Material for the task:

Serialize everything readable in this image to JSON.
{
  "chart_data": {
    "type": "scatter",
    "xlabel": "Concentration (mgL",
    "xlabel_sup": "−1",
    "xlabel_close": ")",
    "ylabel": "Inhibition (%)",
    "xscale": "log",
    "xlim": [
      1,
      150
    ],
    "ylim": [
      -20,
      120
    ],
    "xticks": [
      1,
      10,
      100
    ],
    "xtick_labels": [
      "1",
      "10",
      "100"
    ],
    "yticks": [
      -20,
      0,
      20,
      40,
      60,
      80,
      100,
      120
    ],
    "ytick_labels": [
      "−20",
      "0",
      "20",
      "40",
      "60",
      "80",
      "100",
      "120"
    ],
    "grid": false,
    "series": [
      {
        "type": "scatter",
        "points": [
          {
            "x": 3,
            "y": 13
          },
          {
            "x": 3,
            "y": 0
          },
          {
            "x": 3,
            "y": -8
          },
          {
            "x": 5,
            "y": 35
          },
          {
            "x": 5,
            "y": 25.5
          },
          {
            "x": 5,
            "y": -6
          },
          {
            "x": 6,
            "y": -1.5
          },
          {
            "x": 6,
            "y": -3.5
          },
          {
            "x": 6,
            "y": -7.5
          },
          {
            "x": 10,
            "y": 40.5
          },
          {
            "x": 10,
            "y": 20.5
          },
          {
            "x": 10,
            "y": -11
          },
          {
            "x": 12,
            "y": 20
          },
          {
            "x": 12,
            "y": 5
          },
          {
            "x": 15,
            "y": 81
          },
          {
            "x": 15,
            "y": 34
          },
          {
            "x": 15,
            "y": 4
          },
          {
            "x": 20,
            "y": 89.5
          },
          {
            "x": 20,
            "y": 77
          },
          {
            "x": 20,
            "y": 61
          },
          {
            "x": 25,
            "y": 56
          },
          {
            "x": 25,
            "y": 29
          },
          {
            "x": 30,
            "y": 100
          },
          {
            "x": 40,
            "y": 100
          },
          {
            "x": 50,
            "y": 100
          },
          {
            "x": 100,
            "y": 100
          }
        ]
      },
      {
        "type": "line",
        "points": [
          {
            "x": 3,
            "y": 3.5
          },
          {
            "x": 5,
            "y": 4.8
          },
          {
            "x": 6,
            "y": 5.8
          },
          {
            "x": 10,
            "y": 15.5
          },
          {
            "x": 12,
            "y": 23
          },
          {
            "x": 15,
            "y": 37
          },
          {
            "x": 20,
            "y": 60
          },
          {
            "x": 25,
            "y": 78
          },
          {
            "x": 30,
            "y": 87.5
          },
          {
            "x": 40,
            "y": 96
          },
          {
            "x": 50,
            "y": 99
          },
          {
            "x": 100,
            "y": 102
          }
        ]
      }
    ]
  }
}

Exercise brief:
Write the data back out verbatim.

Complete response:
Serialize everything readable in this image to JSON.
{
  "chart_data": {
    "type": "scatter",
    "xlabel": "Concentration (mgL",
    "xlabel_sup": "−1",
    "xlabel_close": ")",
    "ylabel": "Inhibition (%)",
    "xscale": "log",
    "xlim": [
      1,
      150
    ],
    "ylim": [
      -20,
      120
    ],
    "xticks": [
      1,
      10,
      100
    ],
    "xtick_labels": [
      "1",
      "10",
      "100"
    ],
    "yticks": [
      -20,
      0,
      20,
      40,
      60,
      80,
      100,
      120
    ],
    "ytick_labels": [
      "−20",
      "0",
      "20",
      "40",
      "60",
      "80",
      "100",
      "120"
    ],
    "grid": false,
    "series": [
      {
        "type": "scatter",
        "points": [
          {
            "x": 3,
            "y": 13
          },
          {
            "x": 3,
            "y": 0
          },
          {
            "x": 3,
            "y": -8
          },
          {
            "x": 5,
            "y": 35
          },
          {
            "x": 5,
            "y": 25.5
          },
          {
            "x": 5,
            "y": -6
          },
          {
            "x": 6,
            "y": -1.5
          },
          {
            "x": 6,
            "y": -3.5
          },
          {
            "x": 6,
            "y": -7.5
          },
          {
            "x": 10,
            "y": 40.5
          },
          {
            "x": 10,
            "y": 20.5
          },
          {
            "x": 10,
            "y": -11
          },
          {
            "x": 12,
            "y": 20
          },
          {
            "x": 12,
            "y": 5
          },
          {
            "x": 15,
            "y": 81
          },
          {
            "x": 15,
            "y": 34
          },
          {
            "x": 15,
            "y": 4
          },
          {
            "x": 20,
            "y": 89.5
          },
          {
            "x": 20,
            "y": 77
          },
          {
            "x": 20,
            "y": 61
          },
          {
            "x": 25,
            "y": 56
          },
          {
            "x": 25,
            "y": 29
          },
          {
            "x": 30,
            "y": 100
          },
          {
            "x": 40,
            "y": 100
          },
          {
            "x": 50,
            "y": 100
          },
          {
            "x": 100,
            "y": 100
          }
        ]
      },
      {
        "type": "line",
        "points": [
          {
            "x": 3,
            "y": 3.5
          },
          {
            "x": 5,
            "y": 4.8
          },
          {
            "x": 6,
            "y": 5.8
          },
          {
            "x": 10,
            "y": 15.5
          },
          {
            "x": 12,
            "y": 23
          },
          {
            "x": 15,
            "y": 37
          },
          {
            "x": 20,
            "y": 60
          },
          {
            "x": 25,
            "y": 78
          },
          {
            "x": 30,
            "y": 87.5
          },
          {
            "x": 40,
            "y": 96
          },
          {
            "x": 50,
            "y": 99
          },
          {
            "x": 100,
            "y": 102
          }
        ]
      }
    ]
  }
}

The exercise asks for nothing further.